** start EXTRACTED MATERIAL **
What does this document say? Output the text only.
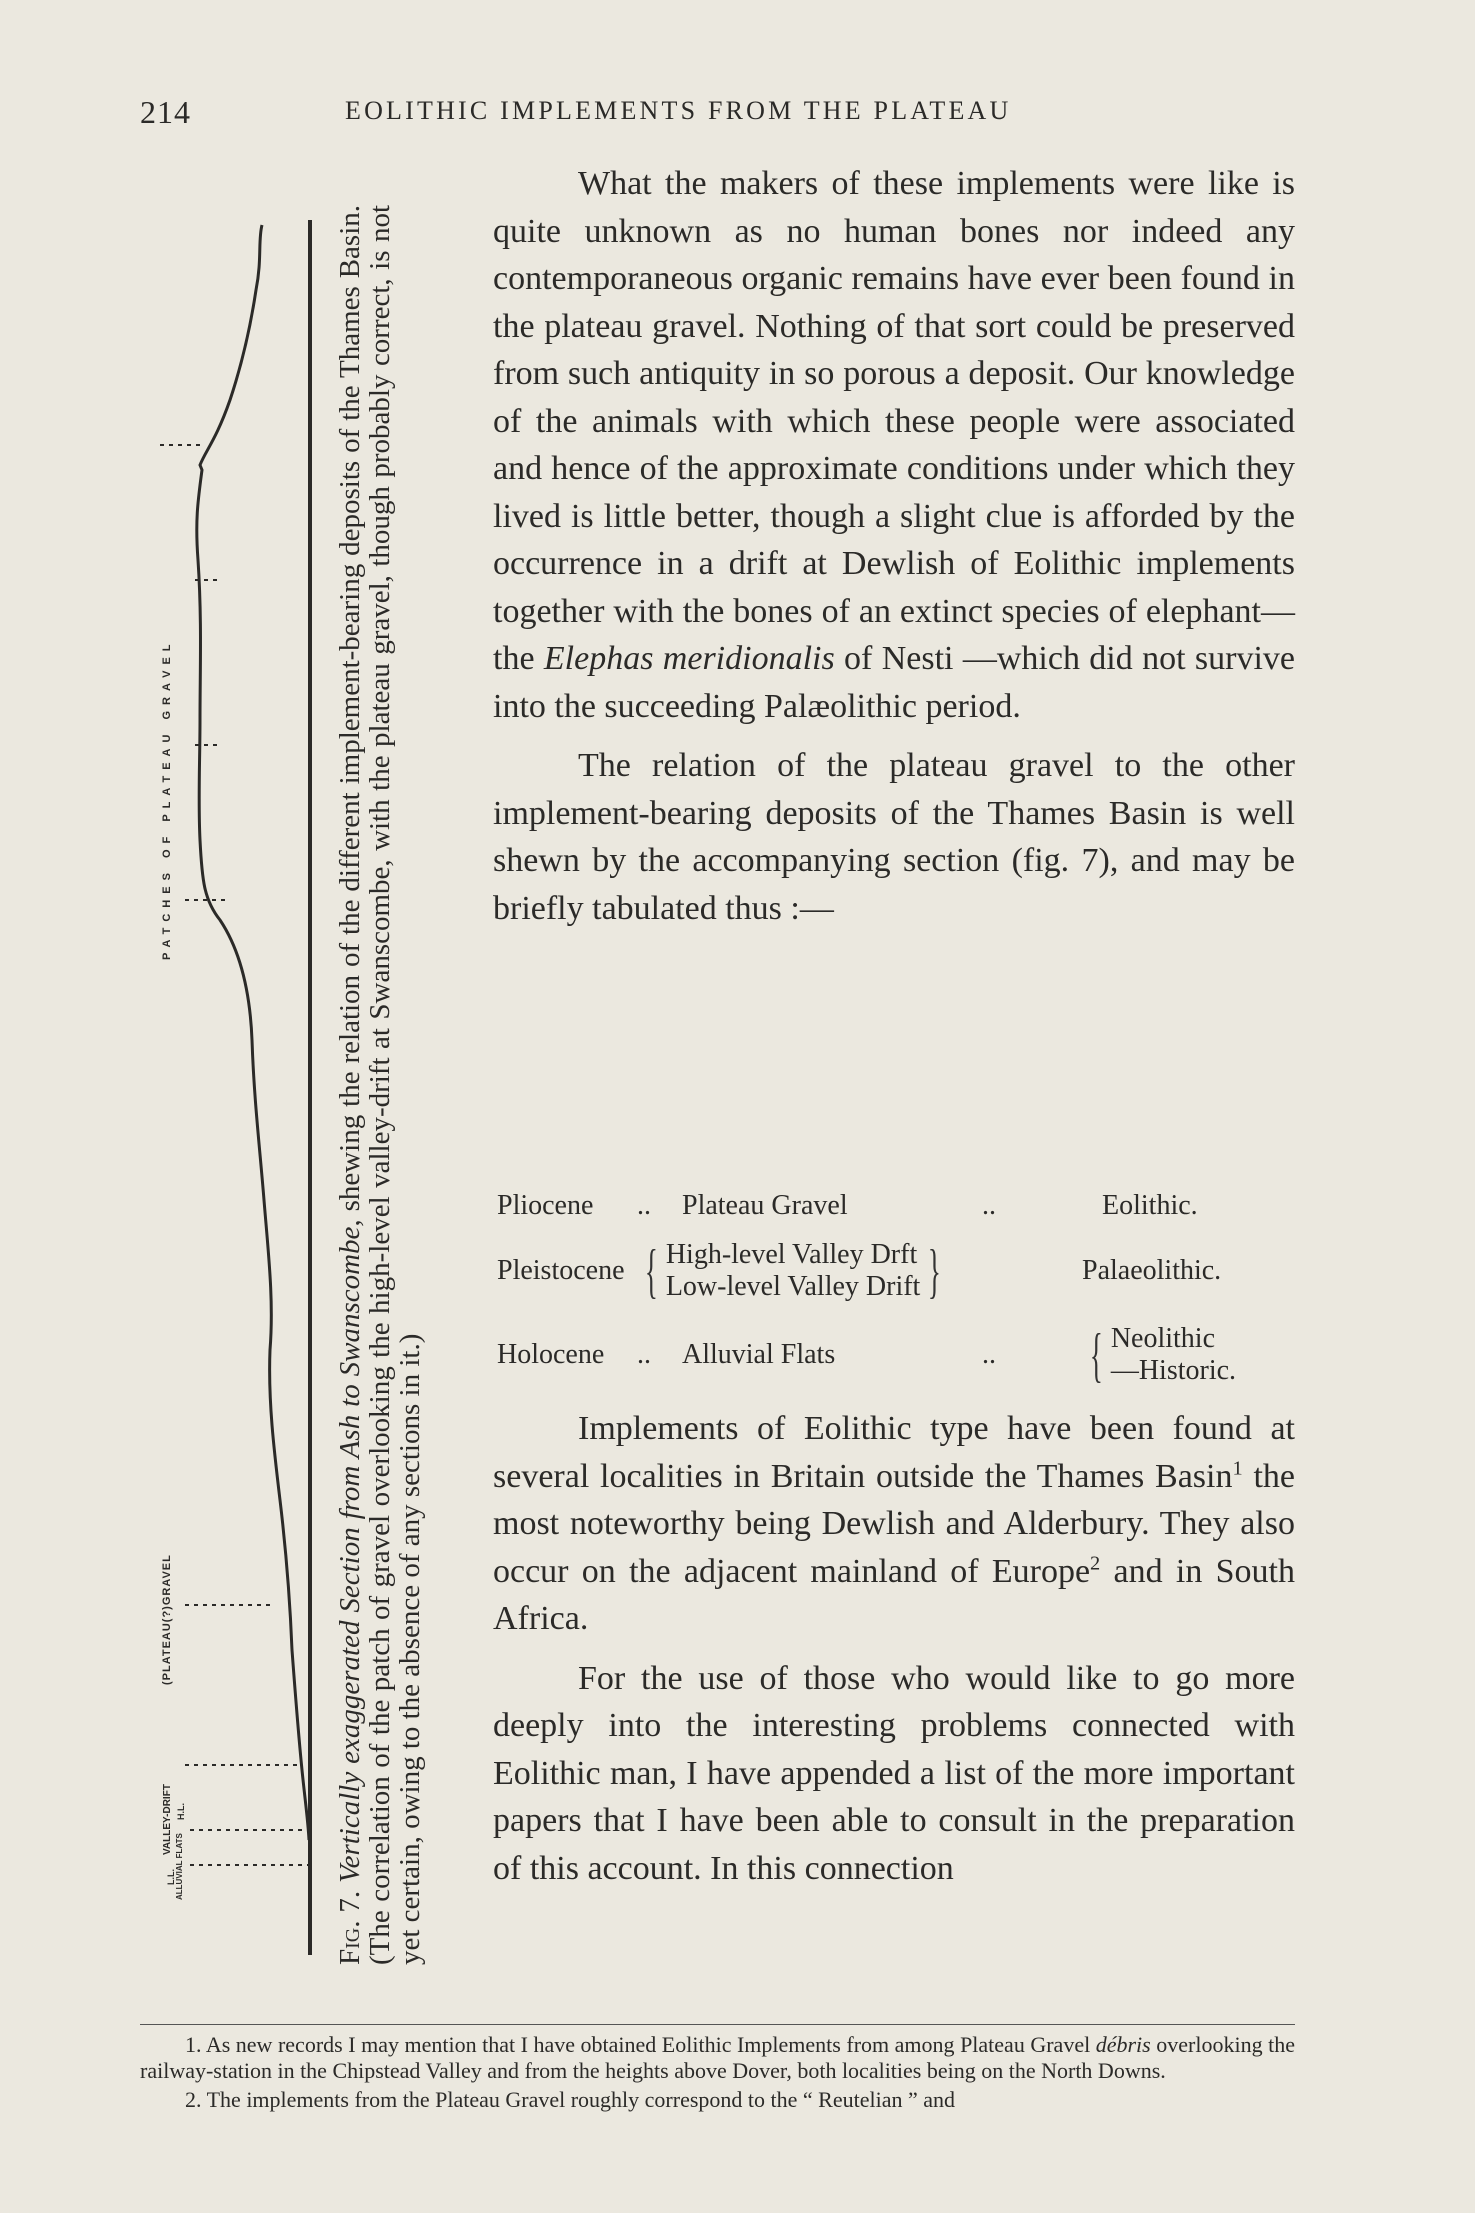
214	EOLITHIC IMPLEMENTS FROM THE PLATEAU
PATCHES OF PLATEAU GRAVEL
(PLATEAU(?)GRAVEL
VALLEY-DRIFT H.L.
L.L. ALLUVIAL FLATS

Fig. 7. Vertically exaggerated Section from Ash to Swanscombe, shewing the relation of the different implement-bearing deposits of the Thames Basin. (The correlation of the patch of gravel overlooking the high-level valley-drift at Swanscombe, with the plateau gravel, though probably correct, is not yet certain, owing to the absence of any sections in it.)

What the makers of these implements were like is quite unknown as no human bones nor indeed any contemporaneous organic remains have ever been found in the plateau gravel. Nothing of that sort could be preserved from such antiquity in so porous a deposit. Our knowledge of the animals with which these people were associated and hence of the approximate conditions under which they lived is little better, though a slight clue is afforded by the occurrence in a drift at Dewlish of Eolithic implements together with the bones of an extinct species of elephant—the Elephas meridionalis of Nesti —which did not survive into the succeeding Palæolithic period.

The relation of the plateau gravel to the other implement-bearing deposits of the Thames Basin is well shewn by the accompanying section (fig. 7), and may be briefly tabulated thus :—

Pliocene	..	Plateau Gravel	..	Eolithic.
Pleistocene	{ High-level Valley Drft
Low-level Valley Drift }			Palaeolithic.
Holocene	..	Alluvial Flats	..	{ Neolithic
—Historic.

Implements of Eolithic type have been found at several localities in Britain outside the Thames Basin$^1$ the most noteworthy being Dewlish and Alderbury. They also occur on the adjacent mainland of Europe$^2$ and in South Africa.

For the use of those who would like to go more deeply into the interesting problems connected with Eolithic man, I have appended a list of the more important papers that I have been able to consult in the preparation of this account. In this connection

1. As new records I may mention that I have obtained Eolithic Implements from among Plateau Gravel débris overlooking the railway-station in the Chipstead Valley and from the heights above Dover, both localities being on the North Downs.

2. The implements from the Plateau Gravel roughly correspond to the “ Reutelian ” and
** end EXTRACTED MATERIAL **
** start EXTRACTED MATERIAL **
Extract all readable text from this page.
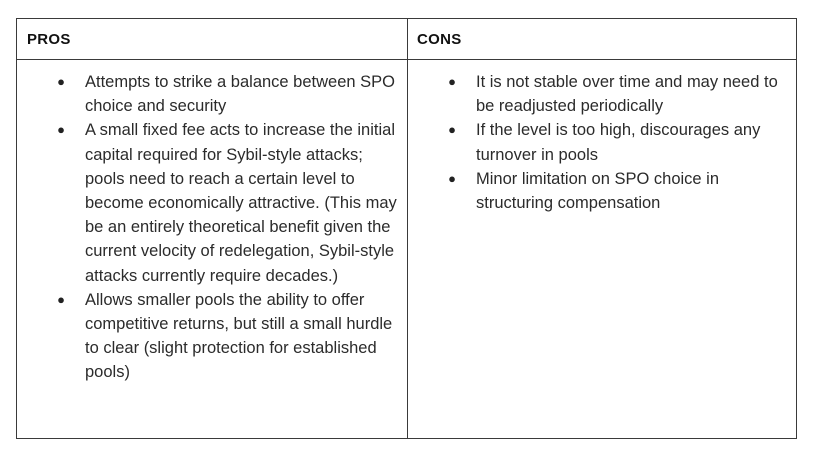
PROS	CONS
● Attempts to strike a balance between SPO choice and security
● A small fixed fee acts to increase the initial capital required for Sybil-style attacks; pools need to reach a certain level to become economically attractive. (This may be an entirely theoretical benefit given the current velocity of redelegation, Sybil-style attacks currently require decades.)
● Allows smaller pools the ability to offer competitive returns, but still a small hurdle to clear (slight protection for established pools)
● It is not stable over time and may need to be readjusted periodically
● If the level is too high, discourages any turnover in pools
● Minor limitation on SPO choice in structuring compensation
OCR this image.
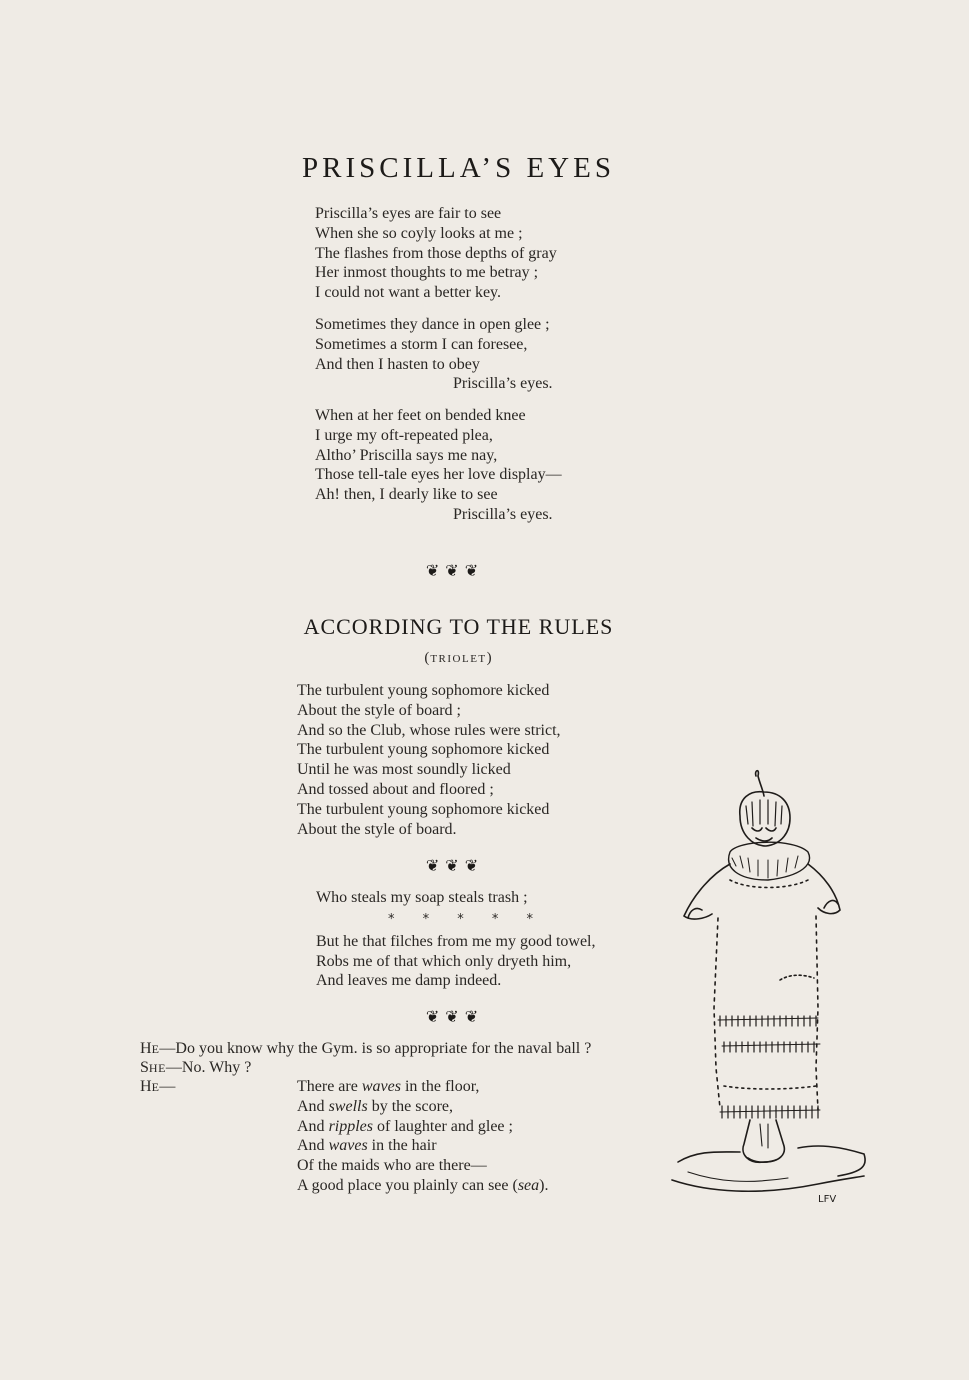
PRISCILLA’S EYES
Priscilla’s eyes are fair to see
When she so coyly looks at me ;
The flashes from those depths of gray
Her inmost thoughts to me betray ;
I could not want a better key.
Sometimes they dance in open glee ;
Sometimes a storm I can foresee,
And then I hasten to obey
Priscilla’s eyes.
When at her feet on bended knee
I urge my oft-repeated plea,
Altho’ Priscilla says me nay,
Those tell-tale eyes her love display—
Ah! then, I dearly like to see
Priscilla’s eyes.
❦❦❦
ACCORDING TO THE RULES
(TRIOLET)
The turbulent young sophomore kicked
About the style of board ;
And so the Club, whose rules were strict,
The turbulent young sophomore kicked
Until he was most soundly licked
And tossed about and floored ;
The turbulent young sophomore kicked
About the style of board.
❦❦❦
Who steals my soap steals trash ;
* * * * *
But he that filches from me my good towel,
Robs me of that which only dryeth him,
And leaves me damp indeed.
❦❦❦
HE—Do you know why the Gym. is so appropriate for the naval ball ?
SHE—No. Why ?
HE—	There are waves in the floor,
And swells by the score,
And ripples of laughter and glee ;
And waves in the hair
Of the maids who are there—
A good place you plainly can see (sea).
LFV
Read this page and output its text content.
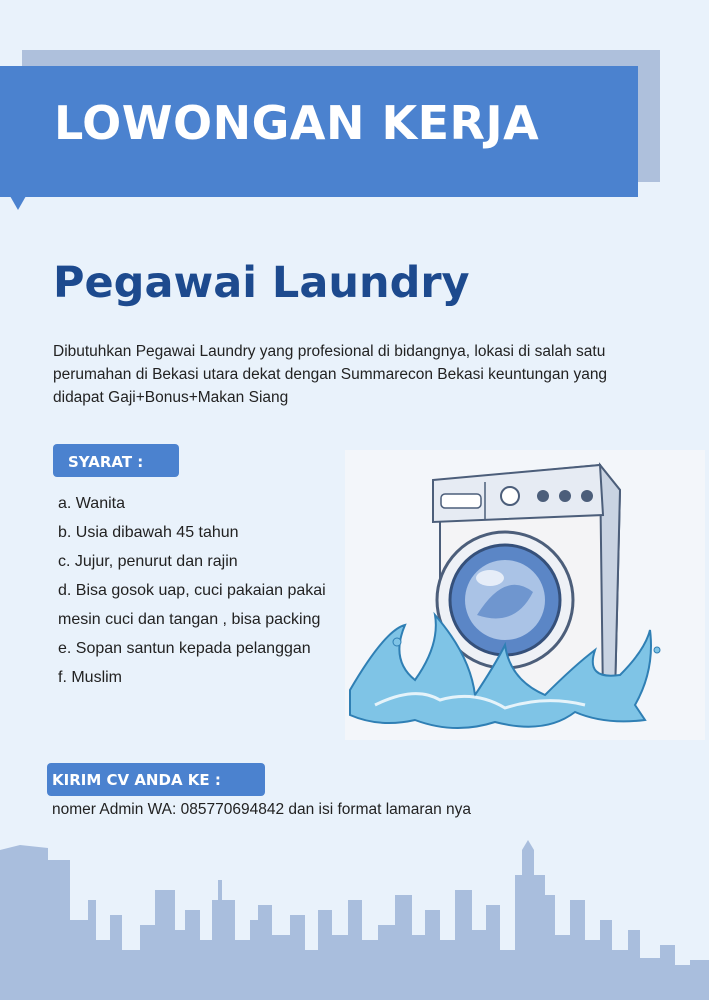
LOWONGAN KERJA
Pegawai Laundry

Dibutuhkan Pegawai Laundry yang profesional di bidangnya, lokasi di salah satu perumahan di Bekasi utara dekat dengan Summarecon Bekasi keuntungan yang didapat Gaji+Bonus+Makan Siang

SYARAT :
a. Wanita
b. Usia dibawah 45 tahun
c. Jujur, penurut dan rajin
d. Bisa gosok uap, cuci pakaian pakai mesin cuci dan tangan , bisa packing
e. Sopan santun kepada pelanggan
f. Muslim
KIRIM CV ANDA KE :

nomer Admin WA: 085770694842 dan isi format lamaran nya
** end EXTRACTED MATERIAL **
** start EXTRACTED MATERIAL **
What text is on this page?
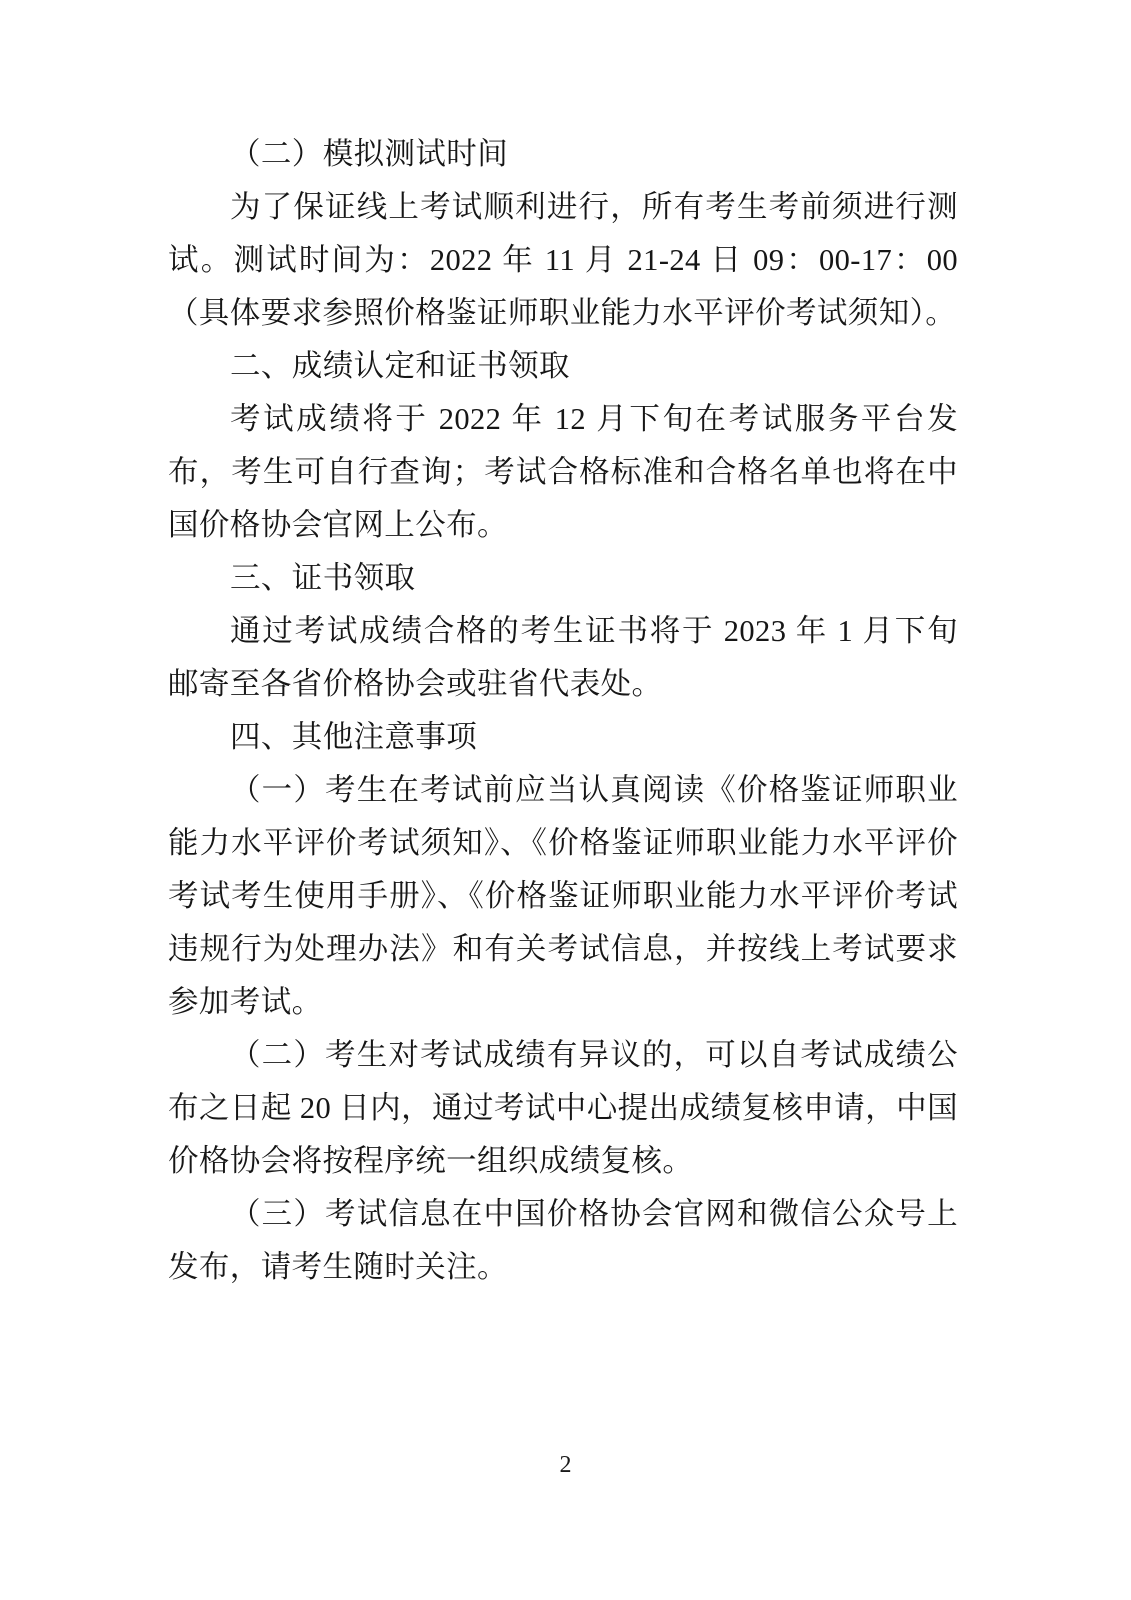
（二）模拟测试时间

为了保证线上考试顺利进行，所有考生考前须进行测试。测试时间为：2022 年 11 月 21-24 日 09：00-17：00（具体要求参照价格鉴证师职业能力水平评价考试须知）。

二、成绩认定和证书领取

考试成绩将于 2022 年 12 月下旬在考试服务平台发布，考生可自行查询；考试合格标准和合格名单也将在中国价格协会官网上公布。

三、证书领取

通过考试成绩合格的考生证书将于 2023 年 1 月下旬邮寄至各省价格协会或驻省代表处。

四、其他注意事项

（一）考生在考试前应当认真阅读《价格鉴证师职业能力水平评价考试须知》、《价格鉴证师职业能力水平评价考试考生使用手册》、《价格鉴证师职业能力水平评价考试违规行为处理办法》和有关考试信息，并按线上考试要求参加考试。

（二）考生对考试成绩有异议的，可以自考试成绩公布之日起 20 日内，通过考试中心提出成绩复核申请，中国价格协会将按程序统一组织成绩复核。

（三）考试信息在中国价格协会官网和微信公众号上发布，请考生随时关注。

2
** end EXTRACTED MATERIAL **
AIM:
Locate the lines above that hold the word "localities". Show every one of them.

CORRECT ANSWER:
Implements of Eolithic type have been found at several localities in Britain outside the Thames Basin$^1$ the most noteworthy being Dewlish and Alderbury. They also occur on the adjacent mainland of Europe$^2$ and in South Africa.
1. As new records I may mention that I have obtained Eolithic Implements from among Plateau Gravel débris overlooking the railway-station in the Chipstead Valley and from the heights above Dover, both localities being on the North Downs.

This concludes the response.